Repeat the data word for word. Do not include the pictures.

Records shown:
────────────────

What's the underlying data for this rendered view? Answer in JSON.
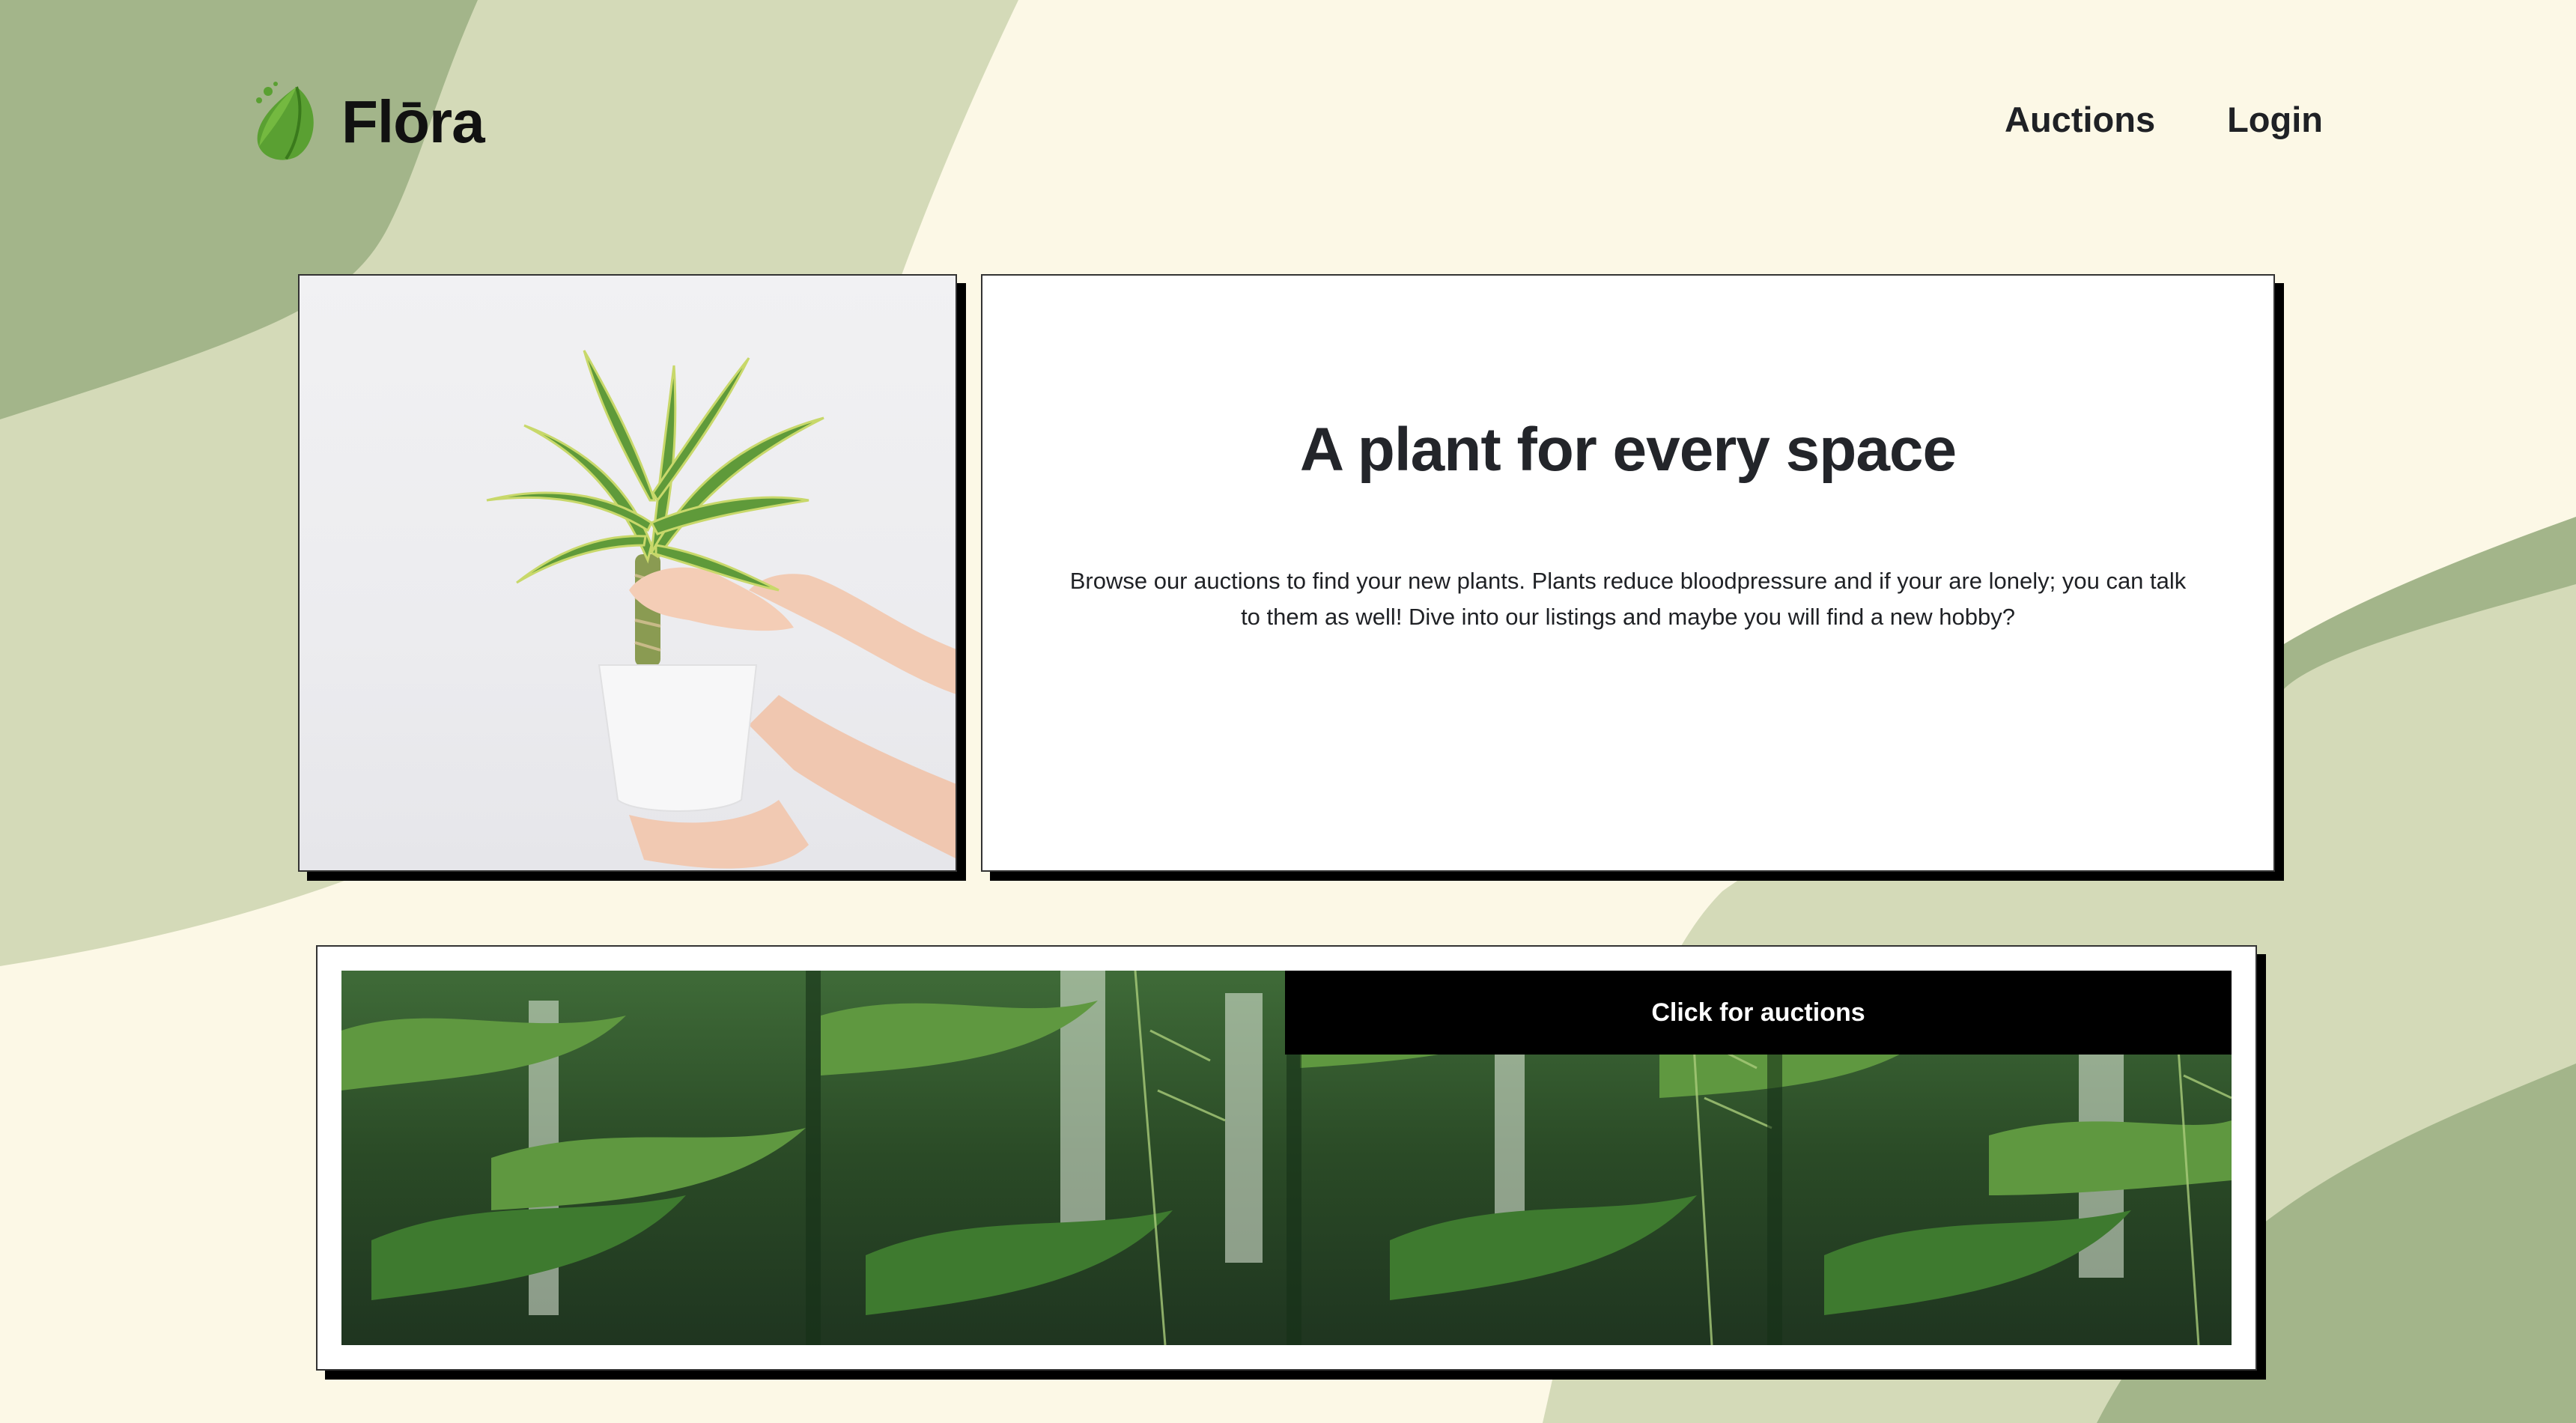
{
  "header": {
    "brand": "Flōra",
    "nav": [
      {
        "label": "Auctions"
      },
      {
        "label": "Login"
      }
    ]
  },
  "hero": {
    "title": "A plant for every space",
    "body": "Browse our auctions to find your new plants. Plants reduce bloodpressure and if your are lonely; you can talk to them as well! Dive into our listings and maybe you will find a new hobby?"
  },
  "banner": {
    "button_label": "Click for auctions"
  },
  "colors": {
    "background": "#fcf8e6",
    "wave_light": "#d4dab8",
    "wave_dark": "#a3b58a",
    "card_shadow": "#000000",
    "button_bg": "#000000",
    "leaf": "#5aa032"
  },
  "icons": {
    "logo": "leaf-icon"
  }
}
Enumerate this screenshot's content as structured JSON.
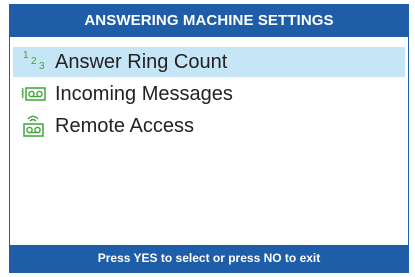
{
  "header": {
    "title": "ANSWERING MACHINE SETTINGS"
  },
  "menu": {
    "items": [
      {
        "label": "Answer Ring Count",
        "icon": "ring-count-icon",
        "selected": true
      },
      {
        "label": "Incoming Messages",
        "icon": "incoming-messages-icon",
        "selected": false
      },
      {
        "label": "Remote Access",
        "icon": "remote-access-icon",
        "selected": false
      }
    ],
    "ring_icon_digits": [
      "1",
      "2",
      "3"
    ]
  },
  "footer": {
    "hint": "Press YES to select or press NO to exit"
  },
  "colors": {
    "title_bar": "#1e5ea8",
    "selection": "#c6e6f7",
    "icon_green": "#3fa535"
  }
}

────────────────

Solution to the problem:
What's the underlying data for this rendered view? Answer in JSON.
{
  "header": {
    "brand": "Flōra",
    "nav": [
      {
        "label": "Auctions"
      },
      {
        "label": "Login"
      }
    ]
  },
  "hero": {
    "title": "A plant for every space",
    "body": "Browse our auctions to find your new plants. Plants reduce bloodpressure and if your are lonely; you can talk to them as well! Dive into our listings and maybe you will find a new hobby?"
  },
  "banner": {
    "button_label": "Click for auctions"
  },
  "colors": {
    "background": "#fcf8e6",
    "wave_light": "#d4dab8",
    "wave_dark": "#a3b58a",
    "card_shadow": "#000000",
    "button_bg": "#000000",
    "leaf": "#5aa032"
  },
  "icons": {
    "logo": "leaf-icon"
  }
}
Enumerate this screenshot's content as structured JSON.
{
  "header": {
    "title": "ANSWERING MACHINE SETTINGS"
  },
  "menu": {
    "items": [
      {
        "label": "Answer Ring Count",
        "icon": "ring-count-icon",
        "selected": true
      },
      {
        "label": "Incoming Messages",
        "icon": "incoming-messages-icon",
        "selected": false
      },
      {
        "label": "Remote Access",
        "icon": "remote-access-icon",
        "selected": false
      }
    ],
    "ring_icon_digits": [
      "1",
      "2",
      "3"
    ]
  },
  "footer": {
    "hint": "Press YES to select or press NO to exit"
  },
  "colors": {
    "title_bar": "#1e5ea8",
    "selection": "#c6e6f7",
    "icon_green": "#3fa535"
  }
}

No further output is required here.